Where a line contains the word "python", copy that line.
** begin MATERIAL SHOWN **
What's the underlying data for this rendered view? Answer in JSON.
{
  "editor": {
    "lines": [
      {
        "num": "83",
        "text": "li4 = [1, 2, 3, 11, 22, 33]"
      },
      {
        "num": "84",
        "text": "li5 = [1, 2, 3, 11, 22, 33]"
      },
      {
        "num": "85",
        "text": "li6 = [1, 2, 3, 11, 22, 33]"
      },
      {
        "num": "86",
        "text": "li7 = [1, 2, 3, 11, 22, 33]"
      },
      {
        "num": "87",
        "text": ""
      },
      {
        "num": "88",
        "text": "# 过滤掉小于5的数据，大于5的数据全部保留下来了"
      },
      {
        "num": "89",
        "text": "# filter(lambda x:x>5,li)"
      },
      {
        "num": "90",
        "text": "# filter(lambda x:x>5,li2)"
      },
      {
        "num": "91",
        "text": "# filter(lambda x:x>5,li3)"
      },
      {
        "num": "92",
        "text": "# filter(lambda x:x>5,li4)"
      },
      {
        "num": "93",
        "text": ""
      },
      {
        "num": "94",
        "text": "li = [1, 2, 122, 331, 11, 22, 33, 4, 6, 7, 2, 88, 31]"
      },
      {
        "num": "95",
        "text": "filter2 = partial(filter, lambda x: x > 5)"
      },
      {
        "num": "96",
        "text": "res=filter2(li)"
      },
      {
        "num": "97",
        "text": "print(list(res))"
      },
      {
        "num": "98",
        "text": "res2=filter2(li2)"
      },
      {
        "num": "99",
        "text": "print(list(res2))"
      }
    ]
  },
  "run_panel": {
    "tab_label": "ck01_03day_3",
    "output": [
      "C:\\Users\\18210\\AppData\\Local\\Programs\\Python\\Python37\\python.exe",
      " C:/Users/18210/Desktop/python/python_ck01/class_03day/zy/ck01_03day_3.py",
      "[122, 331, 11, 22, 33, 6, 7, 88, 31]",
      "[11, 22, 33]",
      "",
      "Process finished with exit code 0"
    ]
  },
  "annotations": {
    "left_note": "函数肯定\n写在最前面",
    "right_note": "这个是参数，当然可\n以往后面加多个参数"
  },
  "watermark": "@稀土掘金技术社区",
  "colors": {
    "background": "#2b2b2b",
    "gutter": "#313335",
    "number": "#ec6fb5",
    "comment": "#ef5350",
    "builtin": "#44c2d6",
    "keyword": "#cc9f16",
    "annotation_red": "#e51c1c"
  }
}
** end MATERIAL SHOWN **
### SOLUTION TO THIS TASK
      "C:\\Users\\18210\\AppData\\Local\\Programs\\Python\\Python37\\python.exe",
      " C:/Users/18210/Desktop/python/python_ck01/class_03day/zy/ck01_03day_3.py",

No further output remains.